START RECORDS FOR PROCESSING

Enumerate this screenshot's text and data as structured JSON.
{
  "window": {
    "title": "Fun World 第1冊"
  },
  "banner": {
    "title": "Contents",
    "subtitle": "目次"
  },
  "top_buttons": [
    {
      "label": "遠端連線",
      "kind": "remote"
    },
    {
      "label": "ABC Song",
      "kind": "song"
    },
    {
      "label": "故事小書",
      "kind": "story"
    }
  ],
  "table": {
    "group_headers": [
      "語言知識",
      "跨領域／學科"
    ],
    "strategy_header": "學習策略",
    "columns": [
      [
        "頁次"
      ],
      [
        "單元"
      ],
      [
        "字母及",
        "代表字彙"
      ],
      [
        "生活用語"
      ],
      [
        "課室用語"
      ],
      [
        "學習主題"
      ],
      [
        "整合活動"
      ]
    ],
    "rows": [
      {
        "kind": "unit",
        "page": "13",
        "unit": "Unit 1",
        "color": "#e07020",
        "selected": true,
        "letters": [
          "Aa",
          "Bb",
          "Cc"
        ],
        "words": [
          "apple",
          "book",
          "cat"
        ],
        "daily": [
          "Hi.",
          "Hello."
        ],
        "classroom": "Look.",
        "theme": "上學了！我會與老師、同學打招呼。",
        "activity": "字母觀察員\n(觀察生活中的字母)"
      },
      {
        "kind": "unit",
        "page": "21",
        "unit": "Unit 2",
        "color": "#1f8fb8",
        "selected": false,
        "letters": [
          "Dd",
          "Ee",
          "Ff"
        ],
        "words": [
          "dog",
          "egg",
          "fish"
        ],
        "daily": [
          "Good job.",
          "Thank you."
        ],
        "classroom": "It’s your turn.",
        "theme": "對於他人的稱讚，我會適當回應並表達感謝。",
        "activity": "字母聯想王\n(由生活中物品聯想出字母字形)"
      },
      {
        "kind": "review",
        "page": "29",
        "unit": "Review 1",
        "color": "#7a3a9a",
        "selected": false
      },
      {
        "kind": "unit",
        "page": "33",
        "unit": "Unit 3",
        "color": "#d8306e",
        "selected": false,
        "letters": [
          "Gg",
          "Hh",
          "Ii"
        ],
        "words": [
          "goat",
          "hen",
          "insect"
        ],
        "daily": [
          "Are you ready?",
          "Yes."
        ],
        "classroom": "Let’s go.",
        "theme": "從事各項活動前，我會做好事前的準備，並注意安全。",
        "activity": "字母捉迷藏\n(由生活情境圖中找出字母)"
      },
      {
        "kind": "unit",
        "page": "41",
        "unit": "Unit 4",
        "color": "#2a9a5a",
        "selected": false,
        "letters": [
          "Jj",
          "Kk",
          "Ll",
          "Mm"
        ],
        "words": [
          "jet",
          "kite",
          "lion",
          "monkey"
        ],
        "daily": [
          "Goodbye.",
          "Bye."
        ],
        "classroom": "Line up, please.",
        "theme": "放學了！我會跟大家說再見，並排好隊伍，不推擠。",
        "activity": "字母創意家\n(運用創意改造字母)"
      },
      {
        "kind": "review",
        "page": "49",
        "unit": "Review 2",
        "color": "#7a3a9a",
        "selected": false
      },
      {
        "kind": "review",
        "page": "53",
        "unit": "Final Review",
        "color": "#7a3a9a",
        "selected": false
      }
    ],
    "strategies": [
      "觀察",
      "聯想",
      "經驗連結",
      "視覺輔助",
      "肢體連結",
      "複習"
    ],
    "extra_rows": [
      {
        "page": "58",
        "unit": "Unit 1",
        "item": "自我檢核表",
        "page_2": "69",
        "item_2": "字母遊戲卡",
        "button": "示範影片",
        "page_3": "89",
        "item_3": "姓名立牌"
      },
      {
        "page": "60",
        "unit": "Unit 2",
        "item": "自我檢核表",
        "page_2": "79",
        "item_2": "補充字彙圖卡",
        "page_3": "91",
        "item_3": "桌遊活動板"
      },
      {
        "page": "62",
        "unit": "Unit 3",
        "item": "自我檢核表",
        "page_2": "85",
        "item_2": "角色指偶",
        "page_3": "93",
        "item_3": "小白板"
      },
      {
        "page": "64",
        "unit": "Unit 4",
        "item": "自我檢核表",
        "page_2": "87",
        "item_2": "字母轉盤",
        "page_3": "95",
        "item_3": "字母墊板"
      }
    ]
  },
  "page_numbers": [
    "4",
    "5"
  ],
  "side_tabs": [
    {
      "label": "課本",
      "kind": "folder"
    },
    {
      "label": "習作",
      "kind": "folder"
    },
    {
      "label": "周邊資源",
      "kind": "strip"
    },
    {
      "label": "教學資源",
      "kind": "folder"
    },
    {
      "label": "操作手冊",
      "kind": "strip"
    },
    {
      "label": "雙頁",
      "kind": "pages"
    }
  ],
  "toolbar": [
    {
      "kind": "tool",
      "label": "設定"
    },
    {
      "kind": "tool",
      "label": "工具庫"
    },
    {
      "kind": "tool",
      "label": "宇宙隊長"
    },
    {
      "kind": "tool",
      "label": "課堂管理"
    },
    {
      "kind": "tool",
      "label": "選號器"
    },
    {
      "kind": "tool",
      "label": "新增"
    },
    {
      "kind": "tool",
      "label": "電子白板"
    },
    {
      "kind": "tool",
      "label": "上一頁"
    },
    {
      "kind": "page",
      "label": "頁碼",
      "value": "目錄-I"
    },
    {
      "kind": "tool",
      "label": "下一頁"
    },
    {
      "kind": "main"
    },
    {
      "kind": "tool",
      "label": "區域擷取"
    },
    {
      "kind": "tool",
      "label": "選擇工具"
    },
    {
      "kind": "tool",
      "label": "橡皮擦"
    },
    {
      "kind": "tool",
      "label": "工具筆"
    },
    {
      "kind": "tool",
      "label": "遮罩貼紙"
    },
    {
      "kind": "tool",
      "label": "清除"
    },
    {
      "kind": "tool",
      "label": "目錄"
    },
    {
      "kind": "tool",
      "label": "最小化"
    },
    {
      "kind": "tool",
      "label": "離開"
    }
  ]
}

END RECORDS FOR PROCESSING

Search the data for the string "classroom". List each line that has it.

THE SOLUTION:
        "classroom": "Look.",
        "classroom": "It’s your turn.",
        "classroom": "Let’s go.",
        "classroom": "Line up, please.",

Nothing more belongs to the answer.